----- Recorded data -----

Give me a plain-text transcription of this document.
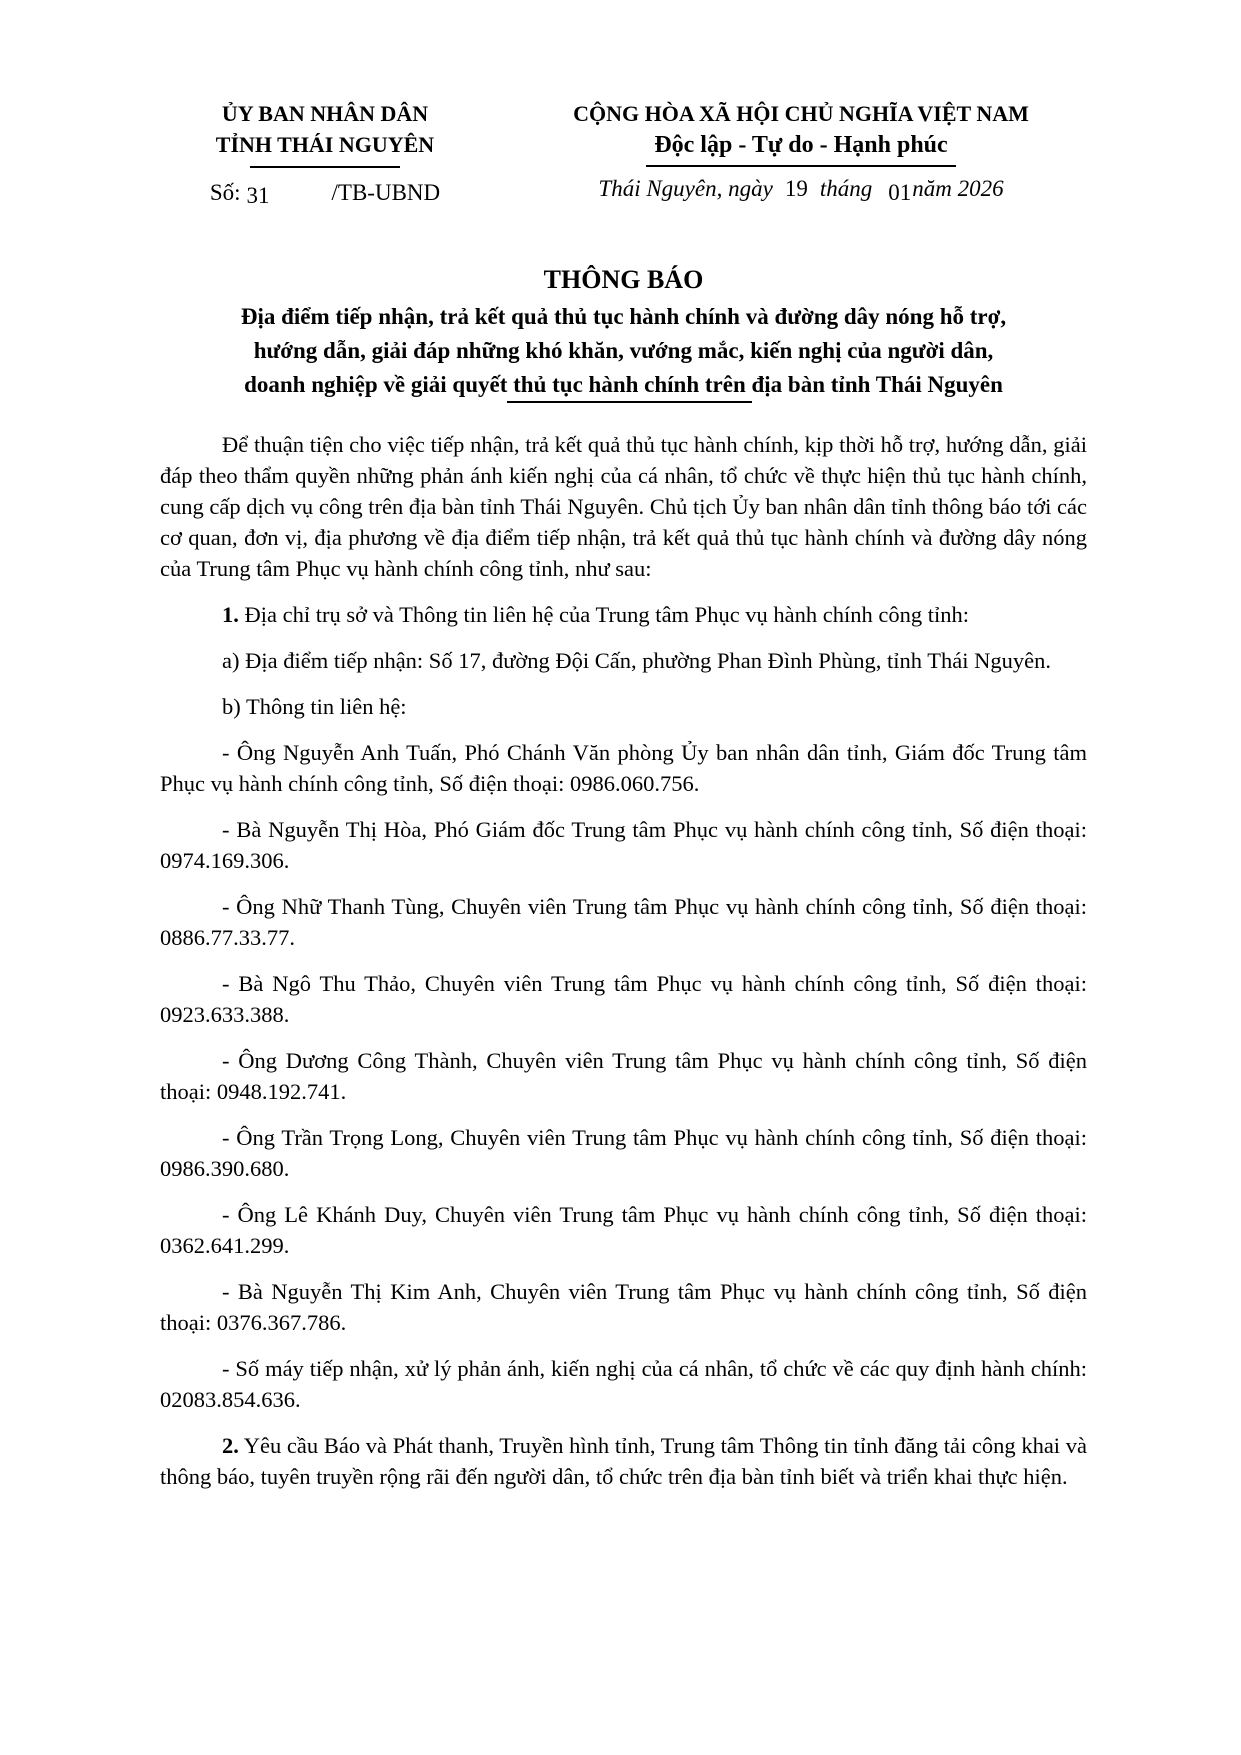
ỦY BAN NHÂN DÂN
TỈNH THÁI NGUYÊN
Số: 31	/TB-UBND
CỘNG HÒA XÃ HỘI CHỦ NGHĨA VIỆT NAM
Độc lập - Tự do - Hạnh phúc
Thái Nguyên, ngày 19 tháng 01năm 2026
THÔNG BÁO
Địa điểm tiếp nhận, trả kết quả thủ tục hành chính và đường dây nóng hỗ trợ,
hướng dẫn, giải đáp những khó khăn, vướng mắc, kiến nghị của người dân,
doanh nghiệp về giải quyết thủ tục hành chính trên địa bàn tỉnh Thái Nguyên

Để thuận tiện cho việc tiếp nhận, trả kết quả thủ tục hành chính, kịp thời hỗ trợ, hướng dẫn, giải đáp theo thẩm quyền những phản ánh kiến nghị của cá nhân, tổ chức về thực hiện thủ tục hành chính, cung cấp dịch vụ công trên địa bàn tỉnh Thái Nguyên. Chủ tịch Ủy ban nhân dân tỉnh thông báo tới các cơ quan, đơn vị, địa phương về địa điểm tiếp nhận, trả kết quả thủ tục hành chính và đường dây nóng của Trung tâm Phục vụ hành chính công tỉnh, như sau:

1. Địa chỉ trụ sở và Thông tin liên hệ của Trung tâm Phục vụ hành chính công tỉnh:

a) Địa điểm tiếp nhận: Số 17, đường Đội Cấn, phường Phan Đình Phùng, tỉnh Thái Nguyên.

b) Thông tin liên hệ:

- Ông Nguyễn Anh Tuấn, Phó Chánh Văn phòng Ủy ban nhân dân tỉnh, Giám đốc Trung tâm Phục vụ hành chính công tỉnh, Số điện thoại: 0986.060.756.

- Bà Nguyễn Thị Hòa, Phó Giám đốc Trung tâm Phục vụ hành chính công tỉnh, Số điện thoại: 0974.169.306.

- Ông Nhữ Thanh Tùng, Chuyên viên Trung tâm Phục vụ hành chính công tỉnh, Số điện thoại: 0886.77.33.77.

- Bà Ngô Thu Thảo, Chuyên viên Trung tâm Phục vụ hành chính công tỉnh, Số điện thoại: 0923.633.388.

- Ông Dương Công Thành, Chuyên viên Trung tâm Phục vụ hành chính công tỉnh, Số điện thoại: 0948.192.741.

- Ông Trần Trọng Long, Chuyên viên Trung tâm Phục vụ hành chính công tỉnh, Số điện thoại: 0986.390.680.

- Ông Lê Khánh Duy, Chuyên viên Trung tâm Phục vụ hành chính công tỉnh, Số điện thoại: 0362.641.299.

- Bà Nguyễn Thị Kim Anh, Chuyên viên Trung tâm Phục vụ hành chính công tỉnh, Số điện thoại: 0376.367.786.

- Số máy tiếp nhận, xử lý phản ánh, kiến nghị của cá nhân, tổ chức về các quy định hành chính: 02083.854.636.

2. Yêu cầu Báo và Phát thanh, Truyền hình tỉnh, Trung tâm Thông tin tỉnh đăng tải công khai và thông báo, tuyên truyền rộng rãi đến người dân, tổ chức trên địa bàn tỉnh biết và triển khai thực hiện.
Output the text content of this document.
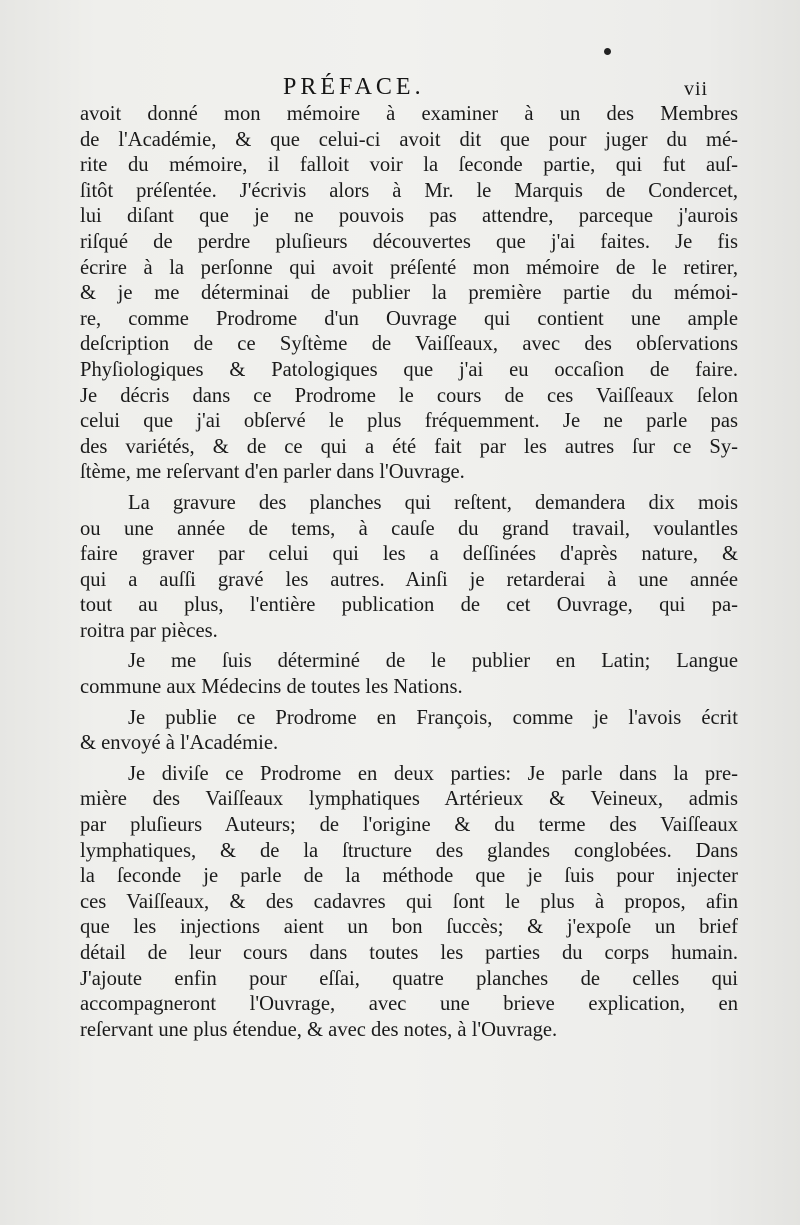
PRÉFACE.	vii
avoit donné mon mémoire à examiner à un des Membres
de l'Académie, & que celui-ci avoit dit que pour juger du mé-
rite du mémoire, il falloit voir la ſeconde partie, qui fut auſ-
ſitôt préſentée. J'écrivis alors à Mr. le Marquis de Condercet,
lui diſant que je ne pouvois pas attendre, parceque j'aurois
riſqué de perdre pluſieurs découvertes que j'ai faites. Je fis
écrire à la perſonne qui avoit préſenté mon mémoire de le retirer,
& je me déterminai de publier la première partie du mémoi-
re, comme Prodrome d'un Ouvrage qui contient une ample
deſcription de ce Syſtème de Vaiſſeaux, avec des obſervations
Phyſiologiques & Patologiques que j'ai eu occaſion de faire.
Je décris dans ce Prodrome le cours de ces Vaiſſeaux ſelon
celui que j'ai obſervé le plus fréquemment. Je ne parle pas
des variétés, & de ce qui a été fait par les autres ſur ce Sy-
ſtème, me reſervant d'en parler dans l'Ouvrage.
La gravure des planches qui reſtent, demandera dix mois
ou une année de tems, à cauſe du grand travail, voulantles
faire graver par celui qui les a deſſinées d'après nature, &
qui a auſſi gravé les autres. Ainſi je retarderai à une année
tout au plus, l'entière publication de cet Ouvrage, qui pa-
roitra par pièces.
Je me ſuis déterminé de le publier en Latin; Langue
commune aux Médecins de toutes les Nations.
Je publie ce Prodrome en François, comme je l'avois écrit
& envoyé à l'Académie.
Je diviſe ce Prodrome en deux parties: Je parle dans la pre-
mière des Vaiſſeaux lymphatiques Artérieux & Veineux, admis
par pluſieurs Auteurs; de l'origine & du terme des Vaiſſeaux
lymphatiques, & de la ſtructure des glandes conglobées. Dans
la ſeconde je parle de la méthode que je ſuis pour injecter
ces Vaiſſeaux, & des cadavres qui ſont le plus à propos, afin
que les injections aient un bon ſuccès; & j'expoſe un brief
détail de leur cours dans toutes les parties du corps humain.
J'ajoute enfin pour eſſai, quatre planches de celles qui
accompagneront l'Ouvrage, avec une brieve explication, en
reſervant une plus étendue, & avec des notes, à l'Ouvrage.
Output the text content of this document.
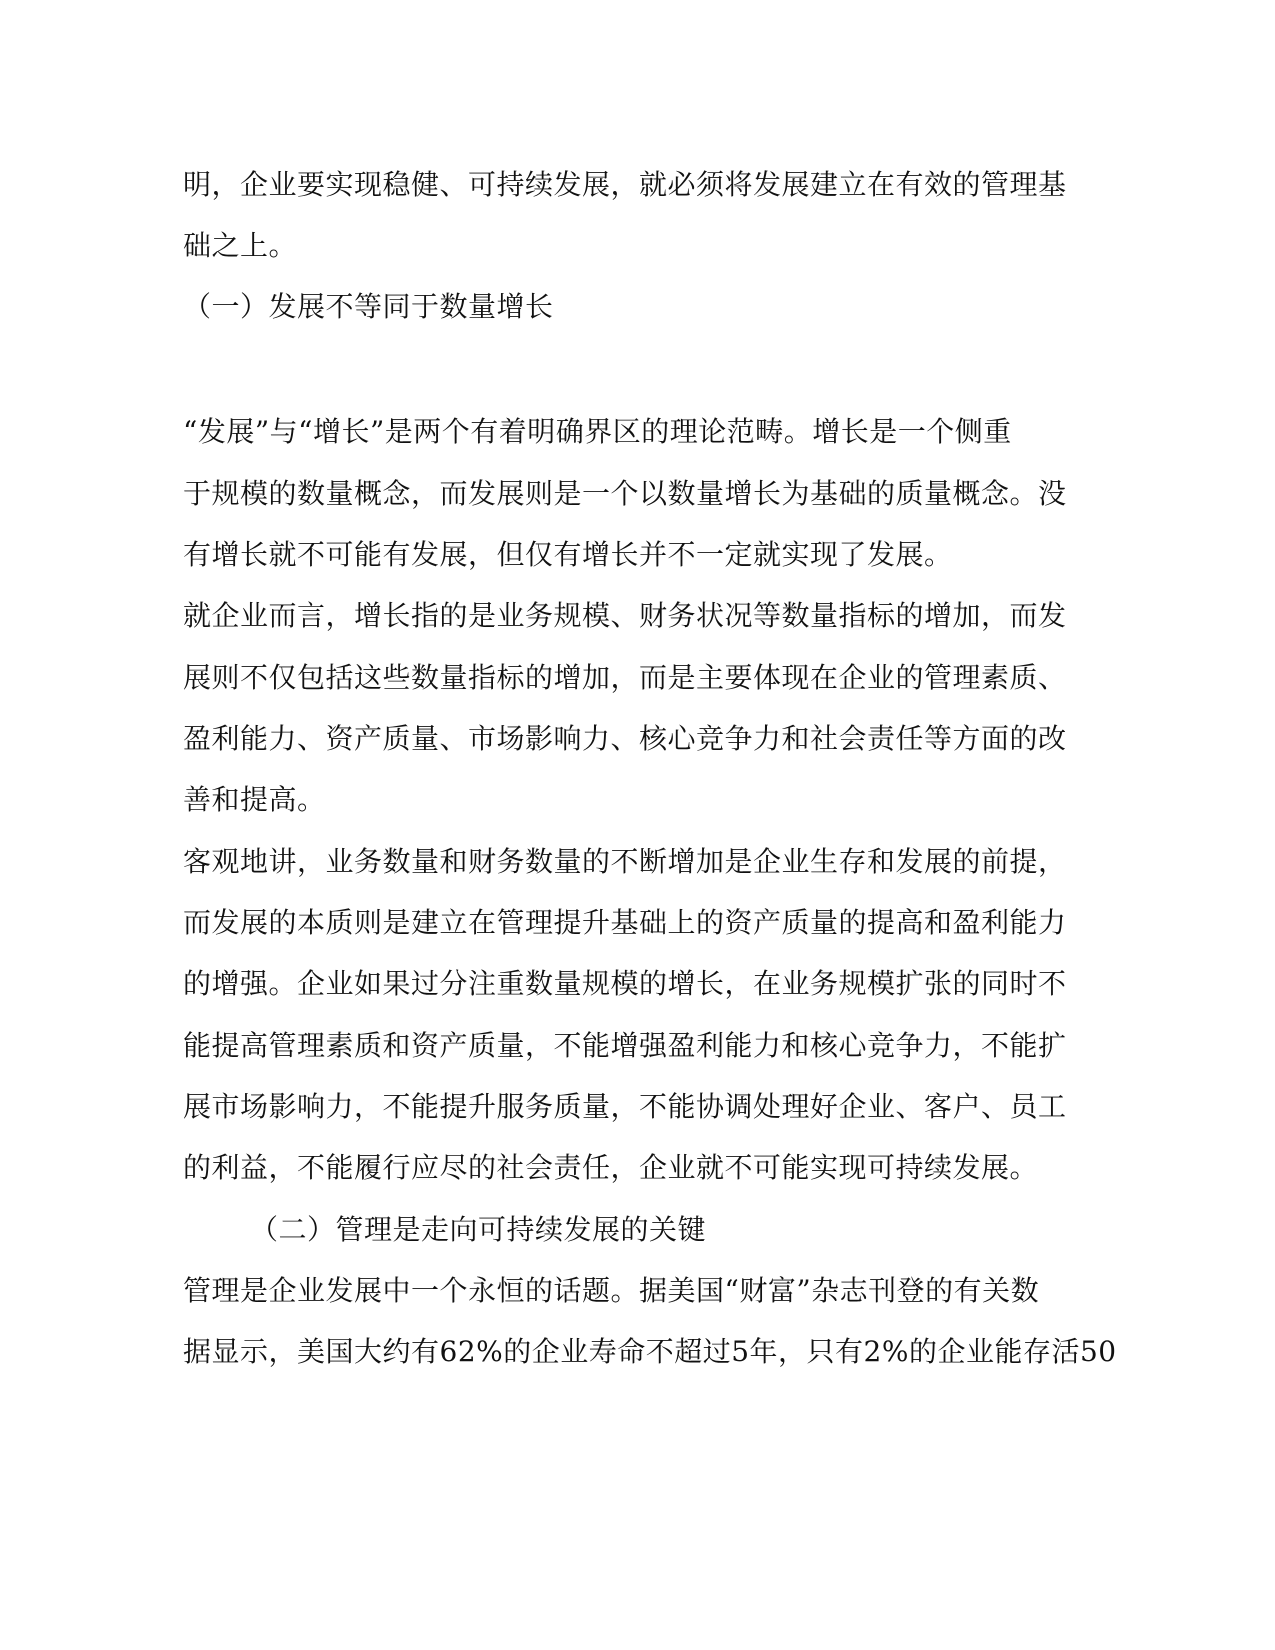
明，企业要实现稳健、可持续发展，就必须将发展建立在有效的管理基
础之上。
（一）发展不等同于数量增长
“发展”与“增长”是两个有着明确界区的理论范畴。增长是一个侧重
于规模的数量概念，而发展则是一个以数量增长为基础的质量概念。没
有增长就不可能有发展，但仅有增长并不一定就实现了发展。
就企业而言，增长指的是业务规模、财务状况等数量指标的增加，而发
展则不仅包括这些数量指标的增加，而是主要体现在企业的管理素质、
盈利能力、资产质量、市场影响力、核心竞争力和社会责任等方面的改
善和提高。
客观地讲，业务数量和财务数量的不断增加是企业生存和发展的前提，
而发展的本质则是建立在管理提升基础上的资产质量的提高和盈利能力
的增强。企业如果过分注重数量规模的增长，在业务规模扩张的同时不
能提高管理素质和资产质量，不能增强盈利能力和核心竞争力，不能扩
展市场影响力，不能提升服务质量，不能协调处理好企业、客户、员工
的利益，不能履行应尽的社会责任，企业就不可能实现可持续发展。
（二）管理是走向可持续发展的关键
管理是企业发展中一个永恒的话题。据美国“财富”杂志刊登的有关数
据显示，美国大约有62%的企业寿命不超过5年，只有2%的企业能存活50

-----

Go through the records above, find every line with the word "Giám", and list those lines.

* **Response**
- Ông Nguyễn Anh Tuấn, Phó Chánh Văn phòng Ủy ban nhân dân tỉnh, Giám đốc Trung tâm Phục vụ hành chính công tỉnh, Số điện thoại: 0986.060.756.
- Bà Nguyễn Thị Hòa, Phó Giám đốc Trung tâm Phục vụ hành chính công tỉnh, Số điện thoại: 0974.169.306.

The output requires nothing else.